#### Task goal:
Below are records; work out how many of their lines contain "mining" and give only that number.

#### Exercise inputs:
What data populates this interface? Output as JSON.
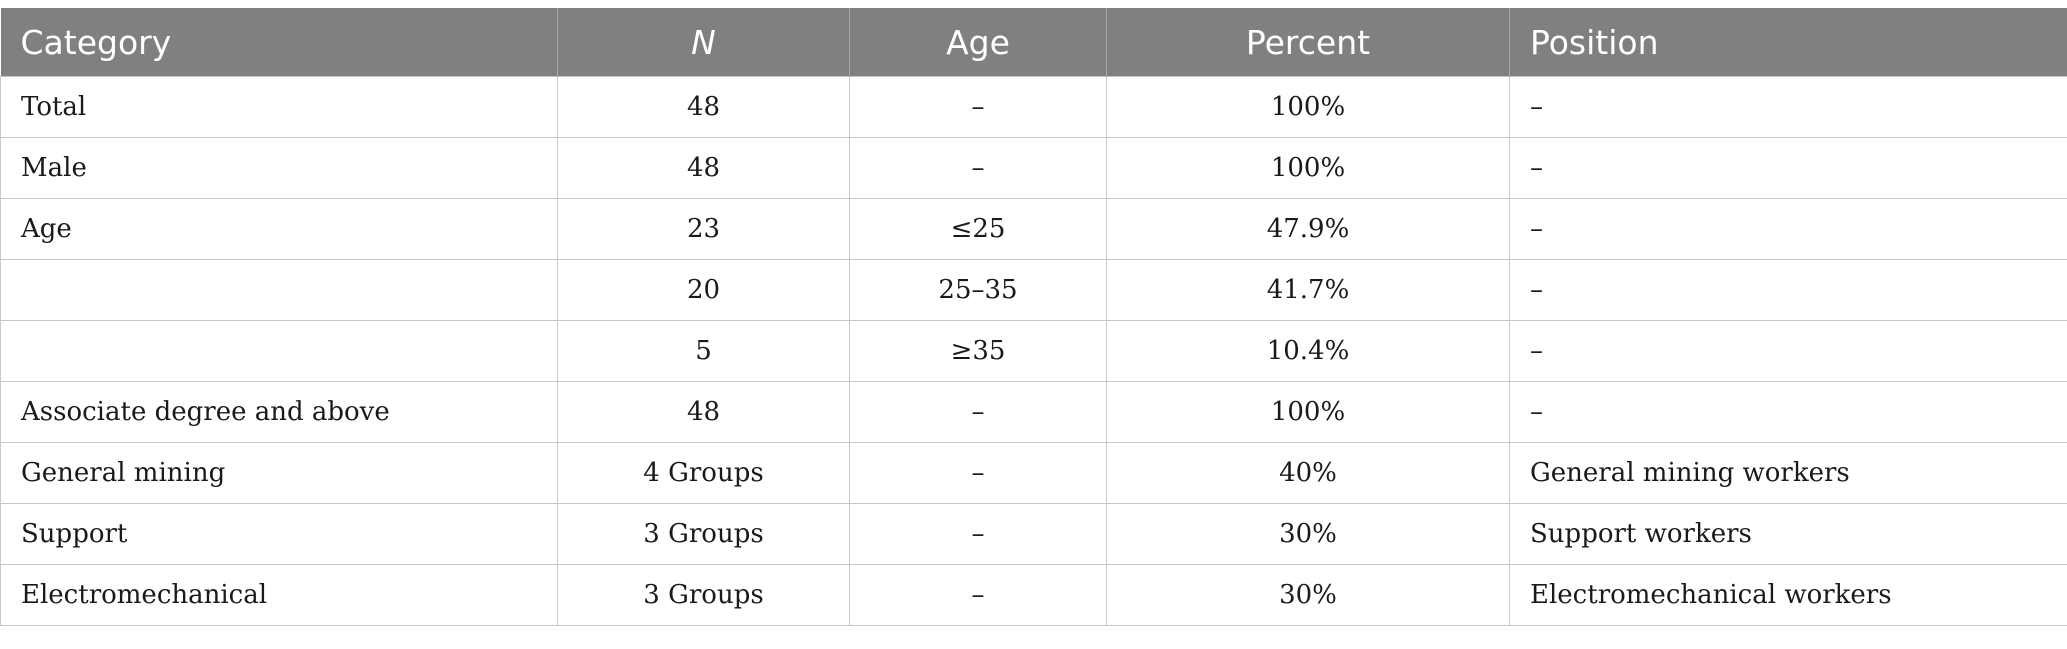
{
  "table": {
    "headers": [
      "Category",
      "N",
      "Age",
      "Percent",
      "Position"
    ],
    "rows": [
      [
        "Total",
        "48",
        "–",
        "100%",
        "–"
      ],
      [
        "Male",
        "48",
        "–",
        "100%",
        "–"
      ],
      [
        "Age",
        "23",
        "≤25",
        "47.9%",
        "–"
      ],
      [
        "",
        "20",
        "25–35",
        "41.7%",
        "–"
      ],
      [
        "",
        "5",
        "≥35",
        "10.4%",
        "–"
      ],
      [
        "Associate degree and above",
        "48",
        "–",
        "100%",
        "–"
      ],
      [
        "General mining",
        "4 Groups",
        "–",
        "40%",
        "General mining workers"
      ],
      [
        "Support",
        "3 Groups",
        "–",
        "30%",
        "Support workers"
      ],
      [
        "Electromechanical",
        "3 Groups",
        "–",
        "30%",
        "Electromechanical workers"
      ]
    ]
  },
  "colors": {
    "header_bg": "#808080",
    "header_text": "#ffffff",
    "grid": "#c8c8c8"
  }
}
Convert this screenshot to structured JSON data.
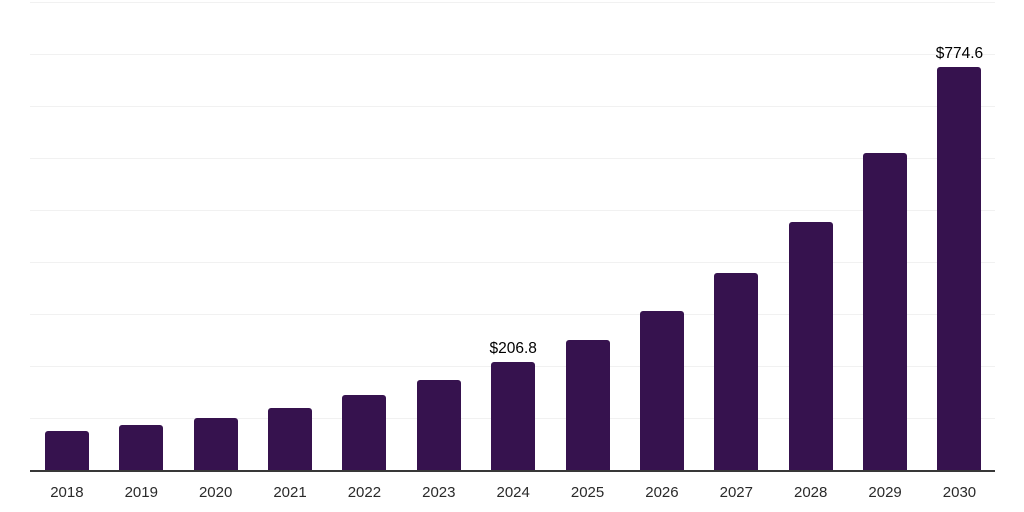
{
  "chart_data": {
    "type": "bar",
    "title": "",
    "xlabel": "",
    "ylabel": "",
    "categories": [
      "2018",
      "2019",
      "2020",
      "2021",
      "2022",
      "2023",
      "2024",
      "2025",
      "2026",
      "2027",
      "2028",
      "2029",
      "2030"
    ],
    "values": [
      75.0,
      86.5,
      100.6,
      119.8,
      144.5,
      173.4,
      206.8,
      250.0,
      306.3,
      378.2,
      477.4,
      608.9,
      774.6
    ],
    "value_labels": [
      "",
      "",
      "",
      "",
      "",
      "",
      "$206.8",
      "",
      "",
      "",
      "",
      "",
      "$774.6"
    ],
    "ylim": [
      0,
      900
    ],
    "gridline_step": 100,
    "grid": "horizontal",
    "legend": "none",
    "colors": {
      "bar": "#36124E",
      "axis_line": "#383838",
      "gridline": "#f1f1f1",
      "value_label": "#000000",
      "tick_label": "#2a2a2a",
      "background": "#ffffff"
    }
  }
}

#### Solution to the problem:
2